● Task prompt: All of the data below should be written out exactly.

>> Begin Extracted entries

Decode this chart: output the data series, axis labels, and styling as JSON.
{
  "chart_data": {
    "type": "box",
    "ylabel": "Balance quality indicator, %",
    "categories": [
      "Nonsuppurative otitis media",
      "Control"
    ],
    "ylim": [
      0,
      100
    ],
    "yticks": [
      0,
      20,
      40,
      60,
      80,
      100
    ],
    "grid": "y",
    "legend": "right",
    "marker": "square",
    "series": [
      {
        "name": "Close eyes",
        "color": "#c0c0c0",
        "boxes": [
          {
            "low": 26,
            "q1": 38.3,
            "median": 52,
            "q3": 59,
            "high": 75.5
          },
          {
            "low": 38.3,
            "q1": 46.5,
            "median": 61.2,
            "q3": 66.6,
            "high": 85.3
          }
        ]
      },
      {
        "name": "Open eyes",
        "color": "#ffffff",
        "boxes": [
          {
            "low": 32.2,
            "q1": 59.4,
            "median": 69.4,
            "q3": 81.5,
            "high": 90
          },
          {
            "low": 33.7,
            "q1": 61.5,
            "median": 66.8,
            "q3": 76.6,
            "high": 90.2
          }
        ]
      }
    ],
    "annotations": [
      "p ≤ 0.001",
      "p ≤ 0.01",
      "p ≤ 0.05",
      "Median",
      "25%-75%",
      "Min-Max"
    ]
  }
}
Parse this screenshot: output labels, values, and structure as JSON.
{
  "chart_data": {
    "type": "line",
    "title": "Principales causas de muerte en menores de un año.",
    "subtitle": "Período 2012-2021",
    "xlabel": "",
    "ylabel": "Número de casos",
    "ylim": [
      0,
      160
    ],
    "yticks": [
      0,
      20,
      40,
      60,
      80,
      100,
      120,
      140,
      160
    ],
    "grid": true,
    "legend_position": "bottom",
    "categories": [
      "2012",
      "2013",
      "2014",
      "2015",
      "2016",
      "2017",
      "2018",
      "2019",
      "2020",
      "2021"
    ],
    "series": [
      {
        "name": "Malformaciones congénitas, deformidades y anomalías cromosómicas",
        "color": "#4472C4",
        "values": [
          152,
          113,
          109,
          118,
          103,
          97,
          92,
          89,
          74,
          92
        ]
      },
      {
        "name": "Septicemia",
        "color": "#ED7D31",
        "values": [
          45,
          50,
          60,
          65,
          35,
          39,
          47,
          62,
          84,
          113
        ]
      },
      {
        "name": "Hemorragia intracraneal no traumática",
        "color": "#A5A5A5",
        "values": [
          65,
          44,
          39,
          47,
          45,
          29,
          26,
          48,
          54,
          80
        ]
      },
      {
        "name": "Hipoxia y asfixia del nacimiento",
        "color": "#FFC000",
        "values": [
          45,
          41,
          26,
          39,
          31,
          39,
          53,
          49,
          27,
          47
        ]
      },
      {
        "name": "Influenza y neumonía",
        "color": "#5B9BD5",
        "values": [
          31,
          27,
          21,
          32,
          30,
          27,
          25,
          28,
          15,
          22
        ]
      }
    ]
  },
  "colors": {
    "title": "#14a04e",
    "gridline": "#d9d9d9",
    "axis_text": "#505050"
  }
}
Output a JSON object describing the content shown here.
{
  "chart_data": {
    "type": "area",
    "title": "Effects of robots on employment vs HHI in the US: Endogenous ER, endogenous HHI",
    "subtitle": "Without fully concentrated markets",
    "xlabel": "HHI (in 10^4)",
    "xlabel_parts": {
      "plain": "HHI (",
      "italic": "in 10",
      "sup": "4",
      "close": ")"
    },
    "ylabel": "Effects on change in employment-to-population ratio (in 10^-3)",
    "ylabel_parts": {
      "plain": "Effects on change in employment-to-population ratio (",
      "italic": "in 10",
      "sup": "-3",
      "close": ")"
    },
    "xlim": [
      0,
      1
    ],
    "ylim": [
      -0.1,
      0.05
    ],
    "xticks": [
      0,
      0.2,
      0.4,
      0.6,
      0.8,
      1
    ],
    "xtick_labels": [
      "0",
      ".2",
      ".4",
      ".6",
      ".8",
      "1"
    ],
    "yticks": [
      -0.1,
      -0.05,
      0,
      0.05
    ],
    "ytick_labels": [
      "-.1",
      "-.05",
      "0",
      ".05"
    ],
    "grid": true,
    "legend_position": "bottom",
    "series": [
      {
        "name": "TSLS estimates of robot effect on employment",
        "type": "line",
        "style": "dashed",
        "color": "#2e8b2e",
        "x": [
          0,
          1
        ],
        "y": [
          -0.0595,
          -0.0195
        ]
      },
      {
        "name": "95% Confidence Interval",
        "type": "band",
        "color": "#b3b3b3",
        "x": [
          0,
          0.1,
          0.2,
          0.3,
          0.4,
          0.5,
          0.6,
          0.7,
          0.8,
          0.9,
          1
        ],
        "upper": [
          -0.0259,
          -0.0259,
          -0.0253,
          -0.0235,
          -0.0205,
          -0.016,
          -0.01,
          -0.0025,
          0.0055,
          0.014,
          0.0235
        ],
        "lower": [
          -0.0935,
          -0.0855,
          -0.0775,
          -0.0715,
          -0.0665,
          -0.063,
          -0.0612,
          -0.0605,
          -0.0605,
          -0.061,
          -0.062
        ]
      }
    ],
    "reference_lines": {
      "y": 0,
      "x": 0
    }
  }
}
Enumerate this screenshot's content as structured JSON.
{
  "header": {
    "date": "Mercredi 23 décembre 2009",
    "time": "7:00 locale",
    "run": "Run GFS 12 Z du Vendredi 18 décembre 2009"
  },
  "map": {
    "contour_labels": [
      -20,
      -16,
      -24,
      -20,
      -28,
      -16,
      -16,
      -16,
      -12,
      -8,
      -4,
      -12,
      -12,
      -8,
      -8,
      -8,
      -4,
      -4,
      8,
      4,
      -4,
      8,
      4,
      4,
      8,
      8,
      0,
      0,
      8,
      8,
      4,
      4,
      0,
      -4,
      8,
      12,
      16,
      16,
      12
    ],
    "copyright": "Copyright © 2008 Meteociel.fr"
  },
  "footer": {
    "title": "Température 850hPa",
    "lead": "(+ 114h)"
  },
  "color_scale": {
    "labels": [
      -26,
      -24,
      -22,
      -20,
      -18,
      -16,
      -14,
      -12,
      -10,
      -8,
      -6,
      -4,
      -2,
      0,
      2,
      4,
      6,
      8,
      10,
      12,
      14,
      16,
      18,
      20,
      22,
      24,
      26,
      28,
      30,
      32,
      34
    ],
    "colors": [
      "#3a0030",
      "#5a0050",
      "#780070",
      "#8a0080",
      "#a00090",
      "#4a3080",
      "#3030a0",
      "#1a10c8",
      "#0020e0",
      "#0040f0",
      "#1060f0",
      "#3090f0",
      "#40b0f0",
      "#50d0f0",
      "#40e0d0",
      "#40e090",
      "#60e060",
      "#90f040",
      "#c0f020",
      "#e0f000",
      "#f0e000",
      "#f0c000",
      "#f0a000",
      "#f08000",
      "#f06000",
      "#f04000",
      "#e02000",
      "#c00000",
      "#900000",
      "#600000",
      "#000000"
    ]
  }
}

>> End Extracted entries

● Response:
Decode this chart: output the data series, axis labels, and styling as JSON.
{
  "chart_data": {
    "type": "box",
    "ylabel": "Balance quality indicator, %",
    "categories": [
      "Nonsuppurative otitis media",
      "Control"
    ],
    "ylim": [
      0,
      100
    ],
    "yticks": [
      0,
      20,
      40,
      60,
      80,
      100
    ],
    "grid": "y",
    "legend": "right",
    "marker": "square",
    "series": [
      {
        "name": "Close eyes",
        "color": "#c0c0c0",
        "boxes": [
          {
            "low": 26,
            "q1": 38.3,
            "median": 52,
            "q3": 59,
            "high": 75.5
          },
          {
            "low": 38.3,
            "q1": 46.5,
            "median": 61.2,
            "q3": 66.6,
            "high": 85.3
          }
        ]
      },
      {
        "name": "Open eyes",
        "color": "#ffffff",
        "boxes": [
          {
            "low": 32.2,
            "q1": 59.4,
            "median": 69.4,
            "q3": 81.5,
            "high": 90
          },
          {
            "low": 33.7,
            "q1": 61.5,
            "median": 66.8,
            "q3": 76.6,
            "high": 90.2
          }
        ]
      }
    ],
    "annotations": [
      "p ≤ 0.001",
      "p ≤ 0.01",
      "p ≤ 0.05",
      "Median",
      "25%-75%",
      "Min-Max"
    ]
  }
}
Parse this screenshot: output labels, values, and structure as JSON.
{
  "chart_data": {
    "type": "line",
    "title": "Principales causas de muerte en menores de un año.",
    "subtitle": "Período 2012-2021",
    "xlabel": "",
    "ylabel": "Número de casos",
    "ylim": [
      0,
      160
    ],
    "yticks": [
      0,
      20,
      40,
      60,
      80,
      100,
      120,
      140,
      160
    ],
    "grid": true,
    "legend_position": "bottom",
    "categories": [
      "2012",
      "2013",
      "2014",
      "2015",
      "2016",
      "2017",
      "2018",
      "2019",
      "2020",
      "2021"
    ],
    "series": [
      {
        "name": "Malformaciones congénitas, deformidades y anomalías cromosómicas",
        "color": "#4472C4",
        "values": [
          152,
          113,
          109,
          118,
          103,
          97,
          92,
          89,
          74,
          92
        ]
      },
      {
        "name": "Septicemia",
        "color": "#ED7D31",
        "values": [
          45,
          50,
          60,
          65,
          35,
          39,
          47,
          62,
          84,
          113
        ]
      },
      {
        "name": "Hemorragia intracraneal no traumática",
        "color": "#A5A5A5",
        "values": [
          65,
          44,
          39,
          47,
          45,
          29,
          26,
          48,
          54,
          80
        ]
      },
      {
        "name": "Hipoxia y asfixia del nacimiento",
        "color": "#FFC000",
        "values": [
          45,
          41,
          26,
          39,
          31,
          39,
          53,
          49,
          27,
          47
        ]
      },
      {
        "name": "Influenza y neumonía",
        "color": "#5B9BD5",
        "values": [
          31,
          27,
          21,
          32,
          30,
          27,
          25,
          28,
          15,
          22
        ]
      }
    ]
  },
  "colors": {
    "title": "#14a04e",
    "gridline": "#d9d9d9",
    "axis_text": "#505050"
  }
}
Output a JSON object describing the content shown here.
{
  "chart_data": {
    "type": "area",
    "title": "Effects of robots on employment vs HHI in the US: Endogenous ER, endogenous HHI",
    "subtitle": "Without fully concentrated markets",
    "xlabel": "HHI (in 10^4)",
    "xlabel_parts": {
      "plain": "HHI (",
      "italic": "in 10",
      "sup": "4",
      "close": ")"
    },
    "ylabel": "Effects on change in employment-to-population ratio (in 10^-3)",
    "ylabel_parts": {
      "plain": "Effects on change in employment-to-population ratio (",
      "italic": "in 10",
      "sup": "-3",
      "close": ")"
    },
    "xlim": [
      0,
      1
    ],
    "ylim": [
      -0.1,
      0.05
    ],
    "xticks": [
      0,
      0.2,
      0.4,
      0.6,
      0.8,
      1
    ],
    "xtick_labels": [
      "0",
      ".2",
      ".4",
      ".6",
      ".8",
      "1"
    ],
    "yticks": [
      -0.1,
      -0.05,
      0,
      0.05
    ],
    "ytick_labels": [
      "-.1",
      "-.05",
      "0",
      ".05"
    ],
    "grid": true,
    "legend_position": "bottom",
    "series": [
      {
        "name": "TSLS estimates of robot effect on employment",
        "type": "line",
        "style": "dashed",
        "color": "#2e8b2e",
        "x": [
          0,
          1
        ],
        "y": [
          -0.0595,
          -0.0195
        ]
      },
      {
        "name": "95% Confidence Interval",
        "type": "band",
        "color": "#b3b3b3",
        "x": [
          0,
          0.1,
          0.2,
          0.3,
          0.4,
          0.5,
          0.6,
          0.7,
          0.8,
          0.9,
          1
        ],
        "upper": [
          -0.0259,
          -0.0259,
          -0.0253,
          -0.0235,
          -0.0205,
          -0.016,
          -0.01,
          -0.0025,
          0.0055,
          0.014,
          0.0235
        ],
        "lower": [
          -0.0935,
          -0.0855,
          -0.0775,
          -0.0715,
          -0.0665,
          -0.063,
          -0.0612,
          -0.0605,
          -0.0605,
          -0.061,
          -0.062
        ]
      }
    ],
    "reference_lines": {
      "y": 0,
      "x": 0
    }
  }
}
Enumerate this screenshot's content as structured JSON.
{
  "header": {
    "date": "Mercredi 23 décembre 2009",
    "time": "7:00 locale",
    "run": "Run GFS 12 Z du Vendredi 18 décembre 2009"
  },
  "map": {
    "contour_labels": [
      -20,
      -16,
      -24,
      -20,
      -28,
      -16,
      -16,
      -16,
      -12,
      -8,
      -4,
      -12,
      -12,
      -8,
      -8,
      -8,
      -4,
      -4,
      8,
      4,
      -4,
      8,
      4,
      4,
      8,
      8,
      0,
      0,
      8,
      8,
      4,
      4,
      0,
      -4,
      8,
      12,
      16,
      16,
      12
    ],
    "copyright": "Copyright © 2008 Meteociel.fr"
  },
  "footer": {
    "title": "Température 850hPa",
    "lead": "(+ 114h)"
  },
  "color_scale": {
    "labels": [
      -26,
      -24,
      -22,
      -20,
      -18,
      -16,
      -14,
      -12,
      -10,
      -8,
      -6,
      -4,
      -2,
      0,
      2,
      4,
      6,
      8,
      10,
      12,
      14,
      16,
      18,
      20,
      22,
      24,
      26,
      28,
      30,
      32,
      34
    ],
    "colors": [
      "#3a0030",
      "#5a0050",
      "#780070",
      "#8a0080",
      "#a00090",
      "#4a3080",
      "#3030a0",
      "#1a10c8",
      "#0020e0",
      "#0040f0",
      "#1060f0",
      "#3090f0",
      "#40b0f0",
      "#50d0f0",
      "#40e0d0",
      "#40e090",
      "#60e060",
      "#90f040",
      "#c0f020",
      "#e0f000",
      "#f0e000",
      "#f0c000",
      "#f0a000",
      "#f08000",
      "#f06000",
      "#f04000",
      "#e02000",
      "#c00000",
      "#900000",
      "#600000",
      "#000000"
    ]
  }
}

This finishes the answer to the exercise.